- _GIVEN INSTRUCTION_
Below are the records; locate each line with the word "obeng" and copy it.
== RECORDS TO USE
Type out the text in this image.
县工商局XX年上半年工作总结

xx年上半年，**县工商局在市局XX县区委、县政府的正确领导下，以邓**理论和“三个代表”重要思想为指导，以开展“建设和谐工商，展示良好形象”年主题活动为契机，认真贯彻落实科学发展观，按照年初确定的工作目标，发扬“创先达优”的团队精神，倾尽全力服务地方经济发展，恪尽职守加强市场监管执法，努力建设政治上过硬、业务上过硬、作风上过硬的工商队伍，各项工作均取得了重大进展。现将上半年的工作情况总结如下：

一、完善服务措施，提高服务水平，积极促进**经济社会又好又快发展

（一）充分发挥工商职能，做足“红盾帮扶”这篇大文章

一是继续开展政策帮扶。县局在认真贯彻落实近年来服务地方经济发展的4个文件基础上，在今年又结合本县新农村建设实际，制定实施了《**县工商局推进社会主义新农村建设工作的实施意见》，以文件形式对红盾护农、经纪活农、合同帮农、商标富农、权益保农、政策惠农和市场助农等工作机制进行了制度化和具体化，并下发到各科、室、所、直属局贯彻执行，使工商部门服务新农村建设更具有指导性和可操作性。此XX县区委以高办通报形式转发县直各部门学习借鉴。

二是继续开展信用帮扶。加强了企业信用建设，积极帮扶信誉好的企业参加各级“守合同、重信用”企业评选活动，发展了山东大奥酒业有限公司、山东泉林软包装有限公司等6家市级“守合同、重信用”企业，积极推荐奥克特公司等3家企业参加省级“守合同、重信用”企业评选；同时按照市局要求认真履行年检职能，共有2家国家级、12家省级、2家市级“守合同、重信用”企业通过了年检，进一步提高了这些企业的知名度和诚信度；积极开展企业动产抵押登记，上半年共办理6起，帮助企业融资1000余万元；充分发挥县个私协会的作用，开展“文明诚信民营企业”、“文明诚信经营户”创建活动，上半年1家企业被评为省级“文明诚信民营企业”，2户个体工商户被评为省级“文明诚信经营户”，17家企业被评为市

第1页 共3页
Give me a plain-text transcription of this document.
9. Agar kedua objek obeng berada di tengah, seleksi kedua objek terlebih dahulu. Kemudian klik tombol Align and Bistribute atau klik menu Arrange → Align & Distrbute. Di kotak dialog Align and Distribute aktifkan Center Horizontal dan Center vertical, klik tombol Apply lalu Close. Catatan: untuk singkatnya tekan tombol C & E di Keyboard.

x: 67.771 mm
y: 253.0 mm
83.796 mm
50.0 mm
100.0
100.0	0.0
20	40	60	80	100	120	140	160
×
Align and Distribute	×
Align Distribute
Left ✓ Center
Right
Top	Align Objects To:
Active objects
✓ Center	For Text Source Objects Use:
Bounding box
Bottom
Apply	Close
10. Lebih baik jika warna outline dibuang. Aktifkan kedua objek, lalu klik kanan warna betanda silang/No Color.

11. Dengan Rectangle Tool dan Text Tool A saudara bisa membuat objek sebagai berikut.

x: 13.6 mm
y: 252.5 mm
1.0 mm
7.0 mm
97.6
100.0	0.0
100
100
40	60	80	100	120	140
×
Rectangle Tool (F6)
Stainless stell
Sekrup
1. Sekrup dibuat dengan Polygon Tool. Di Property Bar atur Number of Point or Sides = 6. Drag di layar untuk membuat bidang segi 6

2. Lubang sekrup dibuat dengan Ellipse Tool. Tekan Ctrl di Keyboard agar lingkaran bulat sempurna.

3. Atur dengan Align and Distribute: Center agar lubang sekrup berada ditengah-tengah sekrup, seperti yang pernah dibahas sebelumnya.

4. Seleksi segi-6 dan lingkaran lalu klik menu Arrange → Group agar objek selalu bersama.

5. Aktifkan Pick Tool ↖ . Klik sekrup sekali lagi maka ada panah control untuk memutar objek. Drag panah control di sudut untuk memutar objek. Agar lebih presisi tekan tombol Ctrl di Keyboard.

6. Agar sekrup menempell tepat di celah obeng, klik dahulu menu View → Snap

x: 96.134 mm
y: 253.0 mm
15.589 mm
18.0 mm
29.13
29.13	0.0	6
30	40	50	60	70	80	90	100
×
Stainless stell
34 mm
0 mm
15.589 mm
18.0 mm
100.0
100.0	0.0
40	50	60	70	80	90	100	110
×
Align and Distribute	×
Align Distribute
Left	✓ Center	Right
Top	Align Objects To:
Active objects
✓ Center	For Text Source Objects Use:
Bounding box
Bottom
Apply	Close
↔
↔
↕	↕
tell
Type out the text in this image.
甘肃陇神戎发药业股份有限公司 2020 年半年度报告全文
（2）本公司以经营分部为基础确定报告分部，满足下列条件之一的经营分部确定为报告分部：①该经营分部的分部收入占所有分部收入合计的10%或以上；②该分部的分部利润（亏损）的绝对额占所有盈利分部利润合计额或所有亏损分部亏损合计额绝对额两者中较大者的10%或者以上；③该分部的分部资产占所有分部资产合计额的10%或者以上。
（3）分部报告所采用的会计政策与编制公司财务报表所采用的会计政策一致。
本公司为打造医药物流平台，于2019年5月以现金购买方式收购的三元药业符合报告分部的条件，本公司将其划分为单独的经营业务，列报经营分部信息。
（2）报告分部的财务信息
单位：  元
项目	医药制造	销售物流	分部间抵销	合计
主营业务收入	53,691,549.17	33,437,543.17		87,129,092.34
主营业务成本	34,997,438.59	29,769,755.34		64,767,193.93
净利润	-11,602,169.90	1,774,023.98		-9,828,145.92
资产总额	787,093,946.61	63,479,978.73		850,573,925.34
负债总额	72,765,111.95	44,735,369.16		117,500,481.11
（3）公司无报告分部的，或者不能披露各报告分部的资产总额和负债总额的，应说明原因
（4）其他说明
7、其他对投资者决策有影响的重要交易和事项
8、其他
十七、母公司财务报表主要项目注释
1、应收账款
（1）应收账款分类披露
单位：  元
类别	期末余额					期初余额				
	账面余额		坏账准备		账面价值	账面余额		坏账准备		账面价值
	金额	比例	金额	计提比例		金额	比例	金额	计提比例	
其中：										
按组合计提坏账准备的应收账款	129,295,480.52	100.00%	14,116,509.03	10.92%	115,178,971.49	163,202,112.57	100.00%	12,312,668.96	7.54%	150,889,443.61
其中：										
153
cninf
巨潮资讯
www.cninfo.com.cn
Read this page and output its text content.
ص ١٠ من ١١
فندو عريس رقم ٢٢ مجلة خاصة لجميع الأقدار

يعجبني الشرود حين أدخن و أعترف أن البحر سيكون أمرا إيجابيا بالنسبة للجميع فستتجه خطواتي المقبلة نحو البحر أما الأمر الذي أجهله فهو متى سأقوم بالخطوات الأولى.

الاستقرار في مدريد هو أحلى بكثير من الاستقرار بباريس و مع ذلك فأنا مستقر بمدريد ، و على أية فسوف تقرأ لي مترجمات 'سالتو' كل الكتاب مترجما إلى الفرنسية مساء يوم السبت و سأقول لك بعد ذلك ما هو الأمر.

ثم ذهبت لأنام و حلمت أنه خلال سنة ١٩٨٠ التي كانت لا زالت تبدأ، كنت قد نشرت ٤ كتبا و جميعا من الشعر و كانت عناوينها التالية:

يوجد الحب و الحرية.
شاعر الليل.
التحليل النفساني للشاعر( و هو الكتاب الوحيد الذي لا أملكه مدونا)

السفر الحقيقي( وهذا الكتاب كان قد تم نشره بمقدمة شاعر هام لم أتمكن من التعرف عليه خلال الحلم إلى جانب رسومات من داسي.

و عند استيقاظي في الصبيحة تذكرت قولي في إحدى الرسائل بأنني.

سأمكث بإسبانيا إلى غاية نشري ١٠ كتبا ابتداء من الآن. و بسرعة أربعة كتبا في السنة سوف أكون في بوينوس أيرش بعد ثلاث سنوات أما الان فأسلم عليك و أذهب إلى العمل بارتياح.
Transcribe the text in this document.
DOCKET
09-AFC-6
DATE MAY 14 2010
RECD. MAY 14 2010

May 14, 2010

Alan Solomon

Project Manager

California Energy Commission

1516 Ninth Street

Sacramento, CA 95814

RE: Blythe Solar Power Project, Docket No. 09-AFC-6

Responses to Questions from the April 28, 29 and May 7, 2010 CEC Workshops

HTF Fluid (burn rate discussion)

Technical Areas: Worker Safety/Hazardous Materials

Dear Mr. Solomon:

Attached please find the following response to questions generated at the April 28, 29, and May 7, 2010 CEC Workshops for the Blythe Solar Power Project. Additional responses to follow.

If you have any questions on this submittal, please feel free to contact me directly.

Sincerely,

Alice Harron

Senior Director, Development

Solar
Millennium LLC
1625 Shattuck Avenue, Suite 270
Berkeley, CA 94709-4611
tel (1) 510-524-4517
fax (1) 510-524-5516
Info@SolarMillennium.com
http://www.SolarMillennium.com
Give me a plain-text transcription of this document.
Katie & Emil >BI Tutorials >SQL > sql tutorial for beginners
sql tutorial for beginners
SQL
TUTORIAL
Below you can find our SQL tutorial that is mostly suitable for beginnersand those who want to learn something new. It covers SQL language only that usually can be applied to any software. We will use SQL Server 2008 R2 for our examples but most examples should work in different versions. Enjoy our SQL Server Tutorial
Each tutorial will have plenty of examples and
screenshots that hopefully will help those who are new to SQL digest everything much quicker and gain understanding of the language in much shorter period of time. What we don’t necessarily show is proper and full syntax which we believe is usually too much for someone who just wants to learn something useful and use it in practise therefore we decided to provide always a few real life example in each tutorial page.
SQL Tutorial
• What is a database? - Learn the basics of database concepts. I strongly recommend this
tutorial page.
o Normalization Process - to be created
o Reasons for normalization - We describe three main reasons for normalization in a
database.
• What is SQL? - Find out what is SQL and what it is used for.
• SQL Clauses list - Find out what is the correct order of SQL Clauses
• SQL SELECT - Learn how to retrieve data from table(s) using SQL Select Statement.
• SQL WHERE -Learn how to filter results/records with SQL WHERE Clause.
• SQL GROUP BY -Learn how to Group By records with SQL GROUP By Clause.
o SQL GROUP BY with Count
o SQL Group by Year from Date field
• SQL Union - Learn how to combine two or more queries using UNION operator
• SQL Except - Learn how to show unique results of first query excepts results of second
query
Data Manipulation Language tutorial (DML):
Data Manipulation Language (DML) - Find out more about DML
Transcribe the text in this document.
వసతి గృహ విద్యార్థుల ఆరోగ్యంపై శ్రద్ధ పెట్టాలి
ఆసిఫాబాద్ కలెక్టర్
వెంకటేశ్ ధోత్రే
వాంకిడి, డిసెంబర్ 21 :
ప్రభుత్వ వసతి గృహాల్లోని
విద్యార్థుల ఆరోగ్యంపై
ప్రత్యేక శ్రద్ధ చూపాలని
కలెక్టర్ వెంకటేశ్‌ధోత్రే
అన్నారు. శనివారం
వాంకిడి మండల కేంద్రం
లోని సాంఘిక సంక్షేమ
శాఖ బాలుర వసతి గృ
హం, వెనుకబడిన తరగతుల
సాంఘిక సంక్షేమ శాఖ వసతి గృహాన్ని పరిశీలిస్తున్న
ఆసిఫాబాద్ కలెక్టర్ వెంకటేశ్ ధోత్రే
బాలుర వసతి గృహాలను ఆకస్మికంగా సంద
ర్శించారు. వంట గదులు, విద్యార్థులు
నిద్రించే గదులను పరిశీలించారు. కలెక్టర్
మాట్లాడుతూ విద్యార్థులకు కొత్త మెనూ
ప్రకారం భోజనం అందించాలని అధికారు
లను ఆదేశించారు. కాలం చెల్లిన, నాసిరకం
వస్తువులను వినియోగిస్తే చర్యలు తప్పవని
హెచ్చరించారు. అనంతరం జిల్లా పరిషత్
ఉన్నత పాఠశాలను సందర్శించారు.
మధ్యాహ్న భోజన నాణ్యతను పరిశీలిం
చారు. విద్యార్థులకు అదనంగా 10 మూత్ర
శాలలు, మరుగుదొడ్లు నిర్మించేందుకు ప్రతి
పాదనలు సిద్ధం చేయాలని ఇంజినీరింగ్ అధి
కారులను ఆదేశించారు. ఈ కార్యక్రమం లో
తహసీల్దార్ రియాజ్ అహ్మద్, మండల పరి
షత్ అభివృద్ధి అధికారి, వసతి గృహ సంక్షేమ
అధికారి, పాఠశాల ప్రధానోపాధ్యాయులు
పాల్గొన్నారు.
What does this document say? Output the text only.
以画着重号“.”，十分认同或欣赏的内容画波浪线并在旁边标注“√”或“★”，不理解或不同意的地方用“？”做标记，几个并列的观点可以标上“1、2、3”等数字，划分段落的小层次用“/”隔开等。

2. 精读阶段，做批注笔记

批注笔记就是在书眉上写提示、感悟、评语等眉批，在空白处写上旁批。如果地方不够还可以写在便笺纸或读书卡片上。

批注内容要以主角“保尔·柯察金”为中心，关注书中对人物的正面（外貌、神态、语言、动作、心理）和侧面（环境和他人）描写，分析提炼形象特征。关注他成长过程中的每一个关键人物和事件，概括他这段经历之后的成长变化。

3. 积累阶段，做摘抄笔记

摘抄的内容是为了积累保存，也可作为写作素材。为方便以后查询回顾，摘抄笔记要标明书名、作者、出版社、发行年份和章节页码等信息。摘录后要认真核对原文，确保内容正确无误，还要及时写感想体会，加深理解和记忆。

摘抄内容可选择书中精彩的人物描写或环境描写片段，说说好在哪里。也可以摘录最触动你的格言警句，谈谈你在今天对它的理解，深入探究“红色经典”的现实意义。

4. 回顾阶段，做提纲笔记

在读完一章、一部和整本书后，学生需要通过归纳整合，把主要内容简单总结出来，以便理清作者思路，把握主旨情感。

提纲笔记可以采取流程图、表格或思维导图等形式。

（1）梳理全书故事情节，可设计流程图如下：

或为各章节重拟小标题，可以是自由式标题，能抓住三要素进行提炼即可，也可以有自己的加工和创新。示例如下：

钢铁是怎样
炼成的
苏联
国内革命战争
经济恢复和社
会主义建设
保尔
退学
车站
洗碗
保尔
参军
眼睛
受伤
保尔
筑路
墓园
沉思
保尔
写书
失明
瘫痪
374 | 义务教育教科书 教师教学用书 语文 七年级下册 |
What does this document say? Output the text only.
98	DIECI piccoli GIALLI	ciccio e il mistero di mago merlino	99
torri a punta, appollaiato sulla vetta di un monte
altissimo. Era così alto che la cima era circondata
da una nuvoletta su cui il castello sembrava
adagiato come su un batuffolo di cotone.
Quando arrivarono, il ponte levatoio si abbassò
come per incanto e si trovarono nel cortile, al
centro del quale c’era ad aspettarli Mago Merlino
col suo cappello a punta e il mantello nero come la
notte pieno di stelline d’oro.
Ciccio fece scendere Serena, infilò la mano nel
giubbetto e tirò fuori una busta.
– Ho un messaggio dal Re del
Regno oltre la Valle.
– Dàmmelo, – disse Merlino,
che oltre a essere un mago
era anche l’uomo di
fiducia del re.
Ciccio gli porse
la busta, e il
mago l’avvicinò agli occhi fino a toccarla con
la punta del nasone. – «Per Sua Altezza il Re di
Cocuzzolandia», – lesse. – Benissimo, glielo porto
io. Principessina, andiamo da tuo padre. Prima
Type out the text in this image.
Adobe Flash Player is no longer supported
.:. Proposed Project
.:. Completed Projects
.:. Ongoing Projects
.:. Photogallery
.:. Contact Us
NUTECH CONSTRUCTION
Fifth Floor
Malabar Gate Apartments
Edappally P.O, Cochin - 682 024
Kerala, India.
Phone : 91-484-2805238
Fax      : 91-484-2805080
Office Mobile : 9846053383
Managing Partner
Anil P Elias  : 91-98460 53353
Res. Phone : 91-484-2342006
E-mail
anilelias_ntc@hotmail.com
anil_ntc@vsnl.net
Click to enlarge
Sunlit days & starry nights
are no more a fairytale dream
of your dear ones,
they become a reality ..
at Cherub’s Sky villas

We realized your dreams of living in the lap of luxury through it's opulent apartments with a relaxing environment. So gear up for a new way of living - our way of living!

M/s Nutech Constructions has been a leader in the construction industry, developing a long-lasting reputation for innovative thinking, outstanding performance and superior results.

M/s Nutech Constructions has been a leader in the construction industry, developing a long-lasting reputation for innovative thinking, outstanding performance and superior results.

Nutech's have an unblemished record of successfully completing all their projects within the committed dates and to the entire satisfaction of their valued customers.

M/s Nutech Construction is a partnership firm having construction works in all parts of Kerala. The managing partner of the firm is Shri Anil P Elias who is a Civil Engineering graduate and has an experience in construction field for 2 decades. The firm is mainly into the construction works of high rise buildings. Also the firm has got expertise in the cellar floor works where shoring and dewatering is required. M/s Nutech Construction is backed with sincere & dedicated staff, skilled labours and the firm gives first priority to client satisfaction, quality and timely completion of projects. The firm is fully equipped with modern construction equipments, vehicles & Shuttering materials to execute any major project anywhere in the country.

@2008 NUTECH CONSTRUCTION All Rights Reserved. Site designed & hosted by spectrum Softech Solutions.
====
- _FINISHED ANSWER_
9. Agar kedua objek obeng berada di tengah, seleksi kedua objek terlebih dahulu. Kemudian klik tombol Align and Bistribute atau klik menu Arrange → Align & Distrbute. Di kotak dialog Align and Distribute aktifkan Center Horizontal dan Center vertical, klik tombol Apply lalu Close. Catatan: untuk singkatnya tekan tombol C & E di Keyboard.
6. Agar sekrup menempell tepat di celah obeng, klik dahulu menu View → Snap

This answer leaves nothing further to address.